Endangered indigenous language of Brazil

Aikanã (sometimes called Tubarão, Corumbiara/Kolumbiara, or Huari/Uari/Wari) is an endangered language isolate spoken by about 250 Aikanã people in Rondônia, Brazil. It has SOV word order. Aikanã uses the Latin script. The people live with speakers of Koaia (Kwaza).

== Demographics ==
Aikanã is traditionally spoken in the Terra Indígena Tubarão-Latundê, where it is still the dominant language. About 250 people speak the language. It is also spoken in the Terra Indígena Kwazá do Rio São Pedro, where Kwazá is traditionally spoken. The language is currently being learned by children and used sometimes in school. A few Aikanã families in also reside in the Terra Indígena Rio Guaporé, but they do not speak the language there. There are nearly 100 ethnic Aikanã (locally known as Kassupá) people, in the Comunidade Indígena Cassupá e Salamãi, although the final Aikanã speaker there died in 2018.

==Name==
The name Huari originates from the Guarasu language, meaning , and is not recognized by the Aikanã. The names Massaká and Kassupá are the names of important family heads originating from different Aikanã settlements. Tubarão is a corruption of the name Gubal’um, a Salamãi (Mondé) man who became an influential figure in the Aikanã after he married into them. Aikanã is also known by the name of the Corumbiara River.

==Classification==
Hein van der Voort (2005) observes similarities among Aikanã, Kanoê, and Kwaza, but believes that it is not strong enough to definitively link the three languages together as part of a single language family.

Jolkesky (2016) also observes lexical similarities with Kanoe, Kwaza, and Nambikwara, which he claims is due to contact.

==Phonology==
=== Vowels ===

Vowels
|  | Front |  | Central |  | Back |  |
| Oral | Nasal | Oral | Nasal | Oral | Nasal |
| Close | i | ĩ |  |  | u | ũ |
| Close-mid | ʏ | ʏ̃ |  |  | (ɔ) | (ɔ̃) |
| Open-mid | ɛ | ɛ̃ |  |  |  |  |
| Open |  |  | a | ã |  |  |

- /y, ỹ/ can also be heard as close-mid [ø, ø̃].

**SHORT EXERCISE:**
Continue the piece on the Aikanã language from where it stops.

**RECORD EXCERPTS:**

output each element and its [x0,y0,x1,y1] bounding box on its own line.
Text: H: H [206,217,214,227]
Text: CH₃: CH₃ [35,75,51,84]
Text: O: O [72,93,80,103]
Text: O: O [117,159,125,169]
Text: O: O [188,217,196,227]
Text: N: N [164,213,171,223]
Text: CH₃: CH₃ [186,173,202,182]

**TASK RESULT:**
- /a, ã/ are heard as [ɨ, ɨ̃] before /i, ĩ/.

=== Consonants ===

Consonants
|  |  | Labial | Dental | Alveolar | Palatal | Velar | Glottal |
| Stop/ Affricate | voiceless | p | t̪͡s | t | t͡ʃ | k | ʔ |
| voiced | b | d̪͡ð | d | d͡ʒ |  |  |
| Fricative |  |  |  |  |  |  |
| Sonorant |  | w |  | ɾ |  |  | h |

- Within the position of nasal vowels, sounds /b, d, d͡ð/ become [m, n, ⁿ̪ð] and /w, ɾ, h/ become [w̃, ɾ̃, h̃].
- /t̪͡s, d͡ð/ are only heard as affricates [t̪͡s, d͡ð] in word-initial position. Elsewhere, they are heard as a fricatives [s] and [ð].
- /w/ can be heard as a fricative [β] when before /i/.
- /ɾ/ can also be heard as [l] between vowels.
- /d͡ʒ/ is heard as [d͡ʒ] before a front-vowel, [j] before a non-front vowel, and as [ɲ] or [j̃] before a nasal vowel.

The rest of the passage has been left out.